● CHALLENGE: Copy each line of the records that contains the word "SDTVAR".

--- Start of RECORDS SHOWN ---

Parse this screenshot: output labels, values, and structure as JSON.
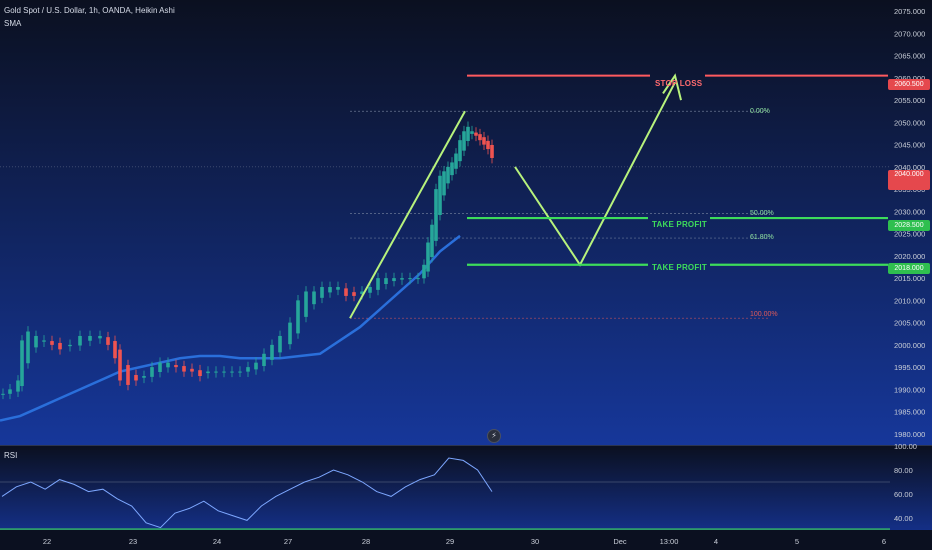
{
  "header": {
    "symbol_line": "Gold Spot / U.S. Dollar, 1h, OANDA, Heikin Ashi",
    "indicator": "SMA"
  },
  "rsi_pane": {
    "label": "RSI"
  },
  "colors": {
    "background_top": "#0b1020",
    "background_bottom": "#16379a",
    "bull": "#26a69a",
    "bear": "#ef5350",
    "sma": "#2a6fdb",
    "drawing_arrow": "#b7f27c",
    "stop_loss": "#ff5a5f",
    "take_profit": "#3ddc5b",
    "fib_green": "#8fe0a0",
    "fib_red": "#e05a5a"
  },
  "price_axis": {
    "ticks": [
      "2075.000",
      "2070.000",
      "2065.000",
      "2060.000",
      "2055.000",
      "2050.000",
      "2045.000",
      "2040.000",
      "2035.000",
      "2030.000",
      "2025.000",
      "2020.000",
      "2015.000",
      "2010.000",
      "2005.000",
      "2000.000",
      "1995.000",
      "1990.000",
      "1985.000",
      "1980.000"
    ]
  },
  "rsi_axis": {
    "ticks": [
      "100.00",
      "80.00",
      "60.00",
      "40.00"
    ]
  },
  "time_axis": {
    "ticks": [
      "22",
      "23",
      "24",
      "27",
      "28",
      "29",
      "30",
      "Dec",
      "13:00",
      "4",
      "5",
      "6"
    ]
  },
  "annotations": {
    "stop_loss": {
      "label": "STOP LOSS",
      "price": 2060.5
    },
    "take_profit_1": {
      "label": "TAKE PROFIT",
      "price": 2028.5
    },
    "take_profit_2": {
      "label": "TAKE PROFIT",
      "price": 2018.0
    },
    "fib_levels": [
      {
        "label": "0.00%",
        "price": 2052.5
      },
      {
        "label": "50.00%",
        "price": 2029.5
      },
      {
        "label": "61.80%",
        "price": 2024.0
      },
      {
        "label": "100.00%",
        "price": 2006.0
      }
    ]
  },
  "price_badges": {
    "stop_loss": "2060.500",
    "current": "2040.000",
    "take_profit_1": "2028.500",
    "take_profit_2": "2018.000"
  },
  "chart_data": {
    "type": "candlestick",
    "series": [
      {
        "name": "SMA",
        "values": [
          1983,
          1984,
          1986,
          1988,
          1990,
          1992,
          1994,
          1995,
          1996,
          1997,
          1997.5,
          1997.5,
          1997,
          1997,
          1997,
          1997.5,
          1998,
          2001,
          2004,
          2008,
          2012,
          2016,
          2021,
          2024.5
        ]
      }
    ],
    "ylim": [
      1978,
      2078
    ],
    "rsi": {
      "ylim": [
        30,
        100
      ],
      "levels": [
        70,
        30
      ],
      "values": [
        58,
        66,
        70,
        64,
        72,
        68,
        62,
        64,
        56,
        50,
        36,
        32,
        44,
        48,
        54,
        46,
        42,
        38,
        50,
        58,
        64,
        70,
        74,
        80,
        76,
        70,
        62,
        58,
        66,
        72,
        76,
        90,
        88,
        80,
        62
      ]
    }
  }
}
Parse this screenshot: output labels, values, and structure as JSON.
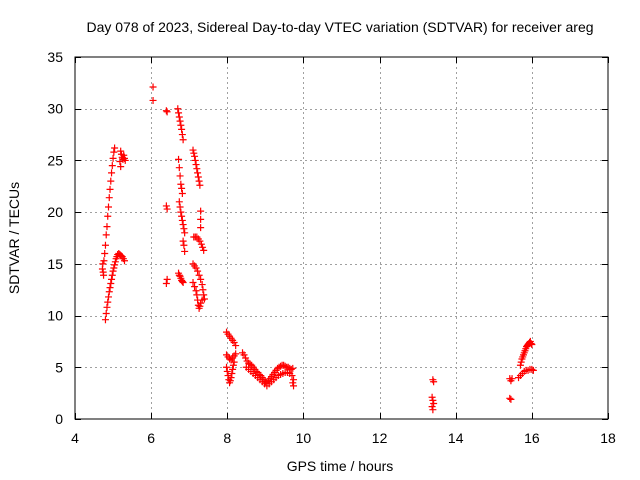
{
  "chart_data": {
    "type": "scatter",
    "title": "Day 078 of 2023, Sidereal Day-to-day VTEC variation (SDTVAR) for receiver areg",
    "xlabel": "GPS time / hours",
    "ylabel": "SDTVAR / TECUs",
    "xlim": [
      4,
      18
    ],
    "ylim": [
      0,
      35
    ],
    "x_ticks": [
      4,
      6,
      8,
      10,
      12,
      14,
      16,
      18
    ],
    "y_ticks": [
      0,
      5,
      10,
      15,
      20,
      25,
      30,
      35
    ],
    "grid": true,
    "marker": "+",
    "marker_color": "#ff0000",
    "series": [
      {
        "name": "SDTVAR",
        "points": [
          [
            4.72,
            14.5
          ],
          [
            4.73,
            15.0
          ],
          [
            4.74,
            14.2
          ],
          [
            4.75,
            13.9
          ],
          [
            4.76,
            15.3
          ],
          [
            4.78,
            16.0
          ],
          [
            4.8,
            16.8
          ],
          [
            4.82,
            17.8
          ],
          [
            4.84,
            18.6
          ],
          [
            4.86,
            19.6
          ],
          [
            4.88,
            20.5
          ],
          [
            4.9,
            21.4
          ],
          [
            4.92,
            22.2
          ],
          [
            4.94,
            23.0
          ],
          [
            4.96,
            23.8
          ],
          [
            4.98,
            24.5
          ],
          [
            5.0,
            25.2
          ],
          [
            5.02,
            25.8
          ],
          [
            5.04,
            26.2
          ],
          [
            4.8,
            9.6
          ],
          [
            4.82,
            10.2
          ],
          [
            4.84,
            10.8
          ],
          [
            4.86,
            11.3
          ],
          [
            4.88,
            11.8
          ],
          [
            4.9,
            12.3
          ],
          [
            4.92,
            12.7
          ],
          [
            4.94,
            13.1
          ],
          [
            4.96,
            13.5
          ],
          [
            4.98,
            13.9
          ],
          [
            5.0,
            14.3
          ],
          [
            5.02,
            14.6
          ],
          [
            5.04,
            14.9
          ],
          [
            5.06,
            15.2
          ],
          [
            5.08,
            15.5
          ],
          [
            5.1,
            15.7
          ],
          [
            5.12,
            15.9
          ],
          [
            5.15,
            16.0
          ],
          [
            5.18,
            15.9
          ],
          [
            5.21,
            15.8
          ],
          [
            5.24,
            15.7
          ],
          [
            5.27,
            15.5
          ],
          [
            5.3,
            15.3
          ],
          [
            5.2,
            25.9
          ],
          [
            5.22,
            25.6
          ],
          [
            5.24,
            25.3
          ],
          [
            5.26,
            25.1
          ],
          [
            5.28,
            25.5
          ],
          [
            5.3,
            25.2
          ],
          [
            5.32,
            25.0
          ],
          [
            5.2,
            24.4
          ],
          [
            5.18,
            24.9
          ],
          [
            6.05,
            32.1
          ],
          [
            6.05,
            30.8
          ],
          [
            6.4,
            29.8
          ],
          [
            6.42,
            29.7
          ],
          [
            6.4,
            20.6
          ],
          [
            6.42,
            20.3
          ],
          [
            6.42,
            13.5
          ],
          [
            6.4,
            13.1
          ],
          [
            6.7,
            30.0
          ],
          [
            6.72,
            29.6
          ],
          [
            6.74,
            29.2
          ],
          [
            6.76,
            28.8
          ],
          [
            6.78,
            28.4
          ],
          [
            6.8,
            28.0
          ],
          [
            6.82,
            27.5
          ],
          [
            6.84,
            27.0
          ],
          [
            6.72,
            25.1
          ],
          [
            6.74,
            24.3
          ],
          [
            6.76,
            23.5
          ],
          [
            6.78,
            22.7
          ],
          [
            6.8,
            22.3
          ],
          [
            6.82,
            21.8
          ],
          [
            6.74,
            21.0
          ],
          [
            6.76,
            20.5
          ],
          [
            6.78,
            20.0
          ],
          [
            6.8,
            19.6
          ],
          [
            6.82,
            19.2
          ],
          [
            6.84,
            18.8
          ],
          [
            6.86,
            18.4
          ],
          [
            6.88,
            18.0
          ],
          [
            6.84,
            17.2
          ],
          [
            6.86,
            16.8
          ],
          [
            6.88,
            16.2
          ],
          [
            6.72,
            14.1
          ],
          [
            6.74,
            13.9
          ],
          [
            6.76,
            13.8
          ],
          [
            6.78,
            13.6
          ],
          [
            6.8,
            13.4
          ],
          [
            6.82,
            13.3
          ],
          [
            6.84,
            13.2
          ],
          [
            7.1,
            26.0
          ],
          [
            7.12,
            25.7
          ],
          [
            7.14,
            25.4
          ],
          [
            7.16,
            25.0
          ],
          [
            7.18,
            24.6
          ],
          [
            7.2,
            24.2
          ],
          [
            7.22,
            23.8
          ],
          [
            7.24,
            23.4
          ],
          [
            7.26,
            23.0
          ],
          [
            7.28,
            22.6
          ],
          [
            7.3,
            20.1
          ],
          [
            7.3,
            19.3
          ],
          [
            7.3,
            18.5
          ],
          [
            7.12,
            17.6
          ],
          [
            7.16,
            17.6
          ],
          [
            7.2,
            17.6
          ],
          [
            7.24,
            17.4
          ],
          [
            7.28,
            17.2
          ],
          [
            7.32,
            16.9
          ],
          [
            7.35,
            16.6
          ],
          [
            7.38,
            16.3
          ],
          [
            7.1,
            15.0
          ],
          [
            7.14,
            14.8
          ],
          [
            7.18,
            14.6
          ],
          [
            7.22,
            14.3
          ],
          [
            7.26,
            13.9
          ],
          [
            7.3,
            13.5
          ],
          [
            7.34,
            13.0
          ],
          [
            7.36,
            12.5
          ],
          [
            7.38,
            12.0
          ],
          [
            7.4,
            11.6
          ],
          [
            7.1,
            13.2
          ],
          [
            7.14,
            12.8
          ],
          [
            7.18,
            12.4
          ],
          [
            7.2,
            12.0
          ],
          [
            7.22,
            11.5
          ],
          [
            7.24,
            11.0
          ],
          [
            7.26,
            10.7
          ],
          [
            7.28,
            10.9
          ],
          [
            7.3,
            11.2
          ],
          [
            7.34,
            11.5
          ],
          [
            7.98,
            8.4
          ],
          [
            8.02,
            8.2
          ],
          [
            8.06,
            8.0
          ],
          [
            8.1,
            7.8
          ],
          [
            8.14,
            7.6
          ],
          [
            8.18,
            7.4
          ],
          [
            8.22,
            7.1
          ],
          [
            7.98,
            6.2
          ],
          [
            8.02,
            6.0
          ],
          [
            8.06,
            5.8
          ],
          [
            8.1,
            5.7
          ],
          [
            8.14,
            5.9
          ],
          [
            8.18,
            6.1
          ],
          [
            8.22,
            6.3
          ],
          [
            7.98,
            5.0
          ],
          [
            8.0,
            4.6
          ],
          [
            8.02,
            4.2
          ],
          [
            8.04,
            3.8
          ],
          [
            8.06,
            3.5
          ],
          [
            8.08,
            3.7
          ],
          [
            8.1,
            4.0
          ],
          [
            8.12,
            4.4
          ],
          [
            8.14,
            4.8
          ],
          [
            8.16,
            5.2
          ],
          [
            8.18,
            5.5
          ],
          [
            8.4,
            6.4
          ],
          [
            8.44,
            6.2
          ],
          [
            8.48,
            5.9
          ],
          [
            8.52,
            5.6
          ],
          [
            8.56,
            5.4
          ],
          [
            8.6,
            5.3
          ],
          [
            8.64,
            5.2
          ],
          [
            8.68,
            5.0
          ],
          [
            8.72,
            4.8
          ],
          [
            8.76,
            4.6
          ],
          [
            8.8,
            4.5
          ],
          [
            8.84,
            4.3
          ],
          [
            8.88,
            4.2
          ],
          [
            8.92,
            4.0
          ],
          [
            8.96,
            3.8
          ],
          [
            9.0,
            3.6
          ],
          [
            9.04,
            3.5
          ],
          [
            9.08,
            3.7
          ],
          [
            9.12,
            3.9
          ],
          [
            9.16,
            4.1
          ],
          [
            9.2,
            4.3
          ],
          [
            9.24,
            4.5
          ],
          [
            9.28,
            4.7
          ],
          [
            9.32,
            4.9
          ],
          [
            9.36,
            5.0
          ],
          [
            9.4,
            5.1
          ],
          [
            9.44,
            5.2
          ],
          [
            9.48,
            5.2
          ],
          [
            9.52,
            5.1
          ],
          [
            9.56,
            5.0
          ],
          [
            9.6,
            5.0
          ],
          [
            9.64,
            4.9
          ],
          [
            9.68,
            4.8
          ],
          [
            9.72,
            4.9
          ],
          [
            8.5,
            5.0
          ],
          [
            8.56,
            4.8
          ],
          [
            8.62,
            4.6
          ],
          [
            8.68,
            4.4
          ],
          [
            8.74,
            4.2
          ],
          [
            8.8,
            4.0
          ],
          [
            8.86,
            3.8
          ],
          [
            8.92,
            3.6
          ],
          [
            8.98,
            3.4
          ],
          [
            9.04,
            3.2
          ],
          [
            9.1,
            3.4
          ],
          [
            9.16,
            3.6
          ],
          [
            9.22,
            3.8
          ],
          [
            9.28,
            4.0
          ],
          [
            9.34,
            4.2
          ],
          [
            9.4,
            4.3
          ],
          [
            9.46,
            4.4
          ],
          [
            9.52,
            4.5
          ],
          [
            9.58,
            4.5
          ],
          [
            9.64,
            4.4
          ],
          [
            9.7,
            4.2
          ],
          [
            9.72,
            3.5
          ],
          [
            9.74,
            3.2
          ],
          [
            9.74,
            3.8
          ],
          [
            13.4,
            3.8
          ],
          [
            13.42,
            3.6
          ],
          [
            13.38,
            2.1
          ],
          [
            13.4,
            1.8
          ],
          [
            13.42,
            1.5
          ],
          [
            13.38,
            1.2
          ],
          [
            13.4,
            0.9
          ],
          [
            15.42,
            3.9
          ],
          [
            15.45,
            3.7
          ],
          [
            15.48,
            3.9
          ],
          [
            15.42,
            2.0
          ],
          [
            15.45,
            1.9
          ],
          [
            15.65,
            4.0
          ],
          [
            15.7,
            4.2
          ],
          [
            15.75,
            4.4
          ],
          [
            15.8,
            4.6
          ],
          [
            15.85,
            4.7
          ],
          [
            15.9,
            4.7
          ],
          [
            15.95,
            4.8
          ],
          [
            16.0,
            4.8
          ],
          [
            16.04,
            4.7
          ],
          [
            15.7,
            5.2
          ],
          [
            15.72,
            5.5
          ],
          [
            15.74,
            5.8
          ],
          [
            15.76,
            6.0
          ],
          [
            15.78,
            6.2
          ],
          [
            15.8,
            6.4
          ],
          [
            15.82,
            6.6
          ],
          [
            15.84,
            6.8
          ],
          [
            15.86,
            7.0
          ],
          [
            15.88,
            7.1
          ],
          [
            15.9,
            7.2
          ],
          [
            15.92,
            7.3
          ],
          [
            15.94,
            7.4
          ],
          [
            15.96,
            7.5
          ],
          [
            15.98,
            7.3
          ],
          [
            16.0,
            7.2
          ]
        ]
      }
    ]
  }
}
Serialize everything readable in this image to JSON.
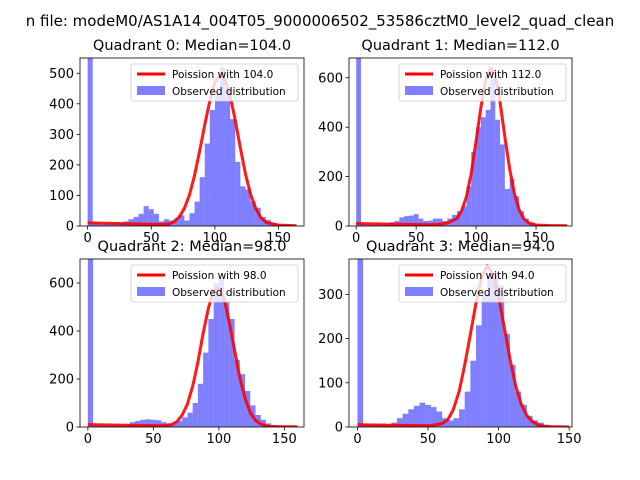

--- End of RECORDS SHOWN ---

● TASK OUTPUT:
    "title": "Day 078 of 2023, Sidereal Day-to-day VTEC variation (SDTVAR) for receiver areg",
    "ylabel": "SDTVAR / TECUs",
        "name": "SDTVAR",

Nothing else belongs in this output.